文書の抜粋.
-=-=-
[勝手に補足]これだけは覚えておきたい!!MySQL の6つの自動変換

sakaikさんの首記の記事はうまくまとまっていますが、ところどころ勘違いする人や、じゃどう対処すればいいの?と思う人がいるのではないかなー、と思いましたので勝手に補足しておきます。(単なる便乗エントリともいいますがw)

1. [数値] 範囲外の数値は頭を押さえつけられる
2.[数値] 小数は勝手に丸められる(warningも出ない)
3.[数値] 数字以外が入っていると分かるところまでを登録してくれる
4.[文字列] 長さを超えると勝手にカットされる
5.[文字列] 「文字列連結」のつもりでうっかり + を使うな!!
6.[日付] 年を2ケタで指定する際の変換ルール

既存の環境を引き継ぐ時には、上記の気配りはエラーを減らしてくれるけれども、新規の開発には混乱を招くこともあるので、男はだまって次の設定をしましょう。

mysql> SET [GLOBAL|SESSION] sql_mode='TRADITIONAL'

いまの接続に適用したい場合は、SET SESSION〜。
今後の接続に適用したい場合は、SET GLOBAL〜で〜。

それにより、以下のものについてはエラーがでるようになります。

1. 3.4.

1.設定前
mysql> INSERT INTO numtest VALUES (2200000000);
Query OK, 1 row affected, 1 warning (0.02 sec)

1.設定後。エラーがでてデータは入らない。
mysql> SET SESSION sql_mode='TRADITIONAL';
Query OK, 0 rows affected (0.00 sec)

mysql> INSERT INTO numtest VALUES (2200000000);
ERROR 1264 (22003): Out of range value for column 'a' at row 1

3.設定後。
mysql> INSERT INTO numtest VALUES ('12345a');
ERROR 1265 (01000): Data truncated for column 'a' at row 1

4.設定後
mysql> CREATE TABLE strtest (a VARCHAR(10)) ENGINE=innodb;
Query OK, 0 rows affected (0.02 sec)
-=-=-
与えられた記録.

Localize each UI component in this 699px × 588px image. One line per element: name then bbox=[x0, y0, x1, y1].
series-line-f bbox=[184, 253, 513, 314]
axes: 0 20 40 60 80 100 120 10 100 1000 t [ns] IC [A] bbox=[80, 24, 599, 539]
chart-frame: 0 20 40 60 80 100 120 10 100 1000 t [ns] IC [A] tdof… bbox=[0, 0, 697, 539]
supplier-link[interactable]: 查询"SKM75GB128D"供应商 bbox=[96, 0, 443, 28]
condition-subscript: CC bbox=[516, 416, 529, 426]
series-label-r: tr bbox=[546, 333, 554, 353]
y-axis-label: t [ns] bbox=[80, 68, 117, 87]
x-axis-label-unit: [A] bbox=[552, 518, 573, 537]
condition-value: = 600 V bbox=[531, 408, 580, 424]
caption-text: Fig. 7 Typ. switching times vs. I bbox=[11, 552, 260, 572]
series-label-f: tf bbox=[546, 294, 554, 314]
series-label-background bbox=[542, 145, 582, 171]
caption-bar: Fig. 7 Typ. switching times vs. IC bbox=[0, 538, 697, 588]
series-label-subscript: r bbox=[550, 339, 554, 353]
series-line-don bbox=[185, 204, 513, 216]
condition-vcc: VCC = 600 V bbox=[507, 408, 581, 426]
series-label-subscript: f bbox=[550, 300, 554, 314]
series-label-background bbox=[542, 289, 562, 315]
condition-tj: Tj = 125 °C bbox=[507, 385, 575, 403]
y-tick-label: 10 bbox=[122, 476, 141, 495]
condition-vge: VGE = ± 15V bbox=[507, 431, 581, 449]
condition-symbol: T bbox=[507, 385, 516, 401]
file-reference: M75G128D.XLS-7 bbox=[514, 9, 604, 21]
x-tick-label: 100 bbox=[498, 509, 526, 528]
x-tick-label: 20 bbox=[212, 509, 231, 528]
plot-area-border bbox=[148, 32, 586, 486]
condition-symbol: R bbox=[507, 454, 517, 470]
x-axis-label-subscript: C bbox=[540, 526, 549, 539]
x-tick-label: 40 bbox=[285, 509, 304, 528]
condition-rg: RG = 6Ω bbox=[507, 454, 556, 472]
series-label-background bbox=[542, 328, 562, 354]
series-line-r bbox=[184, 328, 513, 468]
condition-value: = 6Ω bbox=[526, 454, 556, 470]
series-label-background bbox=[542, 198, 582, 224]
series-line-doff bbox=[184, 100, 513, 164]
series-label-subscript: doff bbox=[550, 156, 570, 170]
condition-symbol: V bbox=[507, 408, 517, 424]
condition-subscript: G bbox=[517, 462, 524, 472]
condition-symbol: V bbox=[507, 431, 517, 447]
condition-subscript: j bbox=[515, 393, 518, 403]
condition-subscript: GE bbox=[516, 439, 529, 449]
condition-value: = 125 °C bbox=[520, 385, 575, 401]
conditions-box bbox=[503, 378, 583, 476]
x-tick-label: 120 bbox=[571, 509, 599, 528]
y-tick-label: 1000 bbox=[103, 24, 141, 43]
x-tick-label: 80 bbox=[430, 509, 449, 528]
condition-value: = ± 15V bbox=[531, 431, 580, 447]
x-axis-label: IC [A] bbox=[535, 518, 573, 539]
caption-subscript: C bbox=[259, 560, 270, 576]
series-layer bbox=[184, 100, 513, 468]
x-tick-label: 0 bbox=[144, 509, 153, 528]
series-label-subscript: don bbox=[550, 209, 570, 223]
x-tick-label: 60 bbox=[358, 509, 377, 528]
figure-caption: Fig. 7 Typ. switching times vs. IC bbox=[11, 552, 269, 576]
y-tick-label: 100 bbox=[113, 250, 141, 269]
-=-=-
あなたの課題.
上の文書の抜粋から、「今後の接続に適用したい場合は、SET GLOBAL〜で〜。」で始まり「affected (0.00 sec)」で終わる部分を、一字一句変えずに再掲しなさい。

課題の解答.
今後の接続に適用したい場合は、SET GLOBAL〜で〜。

それにより、以下のものについてはエラーがでるようになります。

1. 3.4.

1.設定前
mysql> INSERT INTO numtest VALUES (2200000000);
Query OK, 1 row affected, 1 warning (0.02 sec)

1.設定後。エラーがでてデータは入らない。
mysql> SET SESSION sql_mode='TRADITIONAL';
Query OK, 0 rows affected (0.00 sec)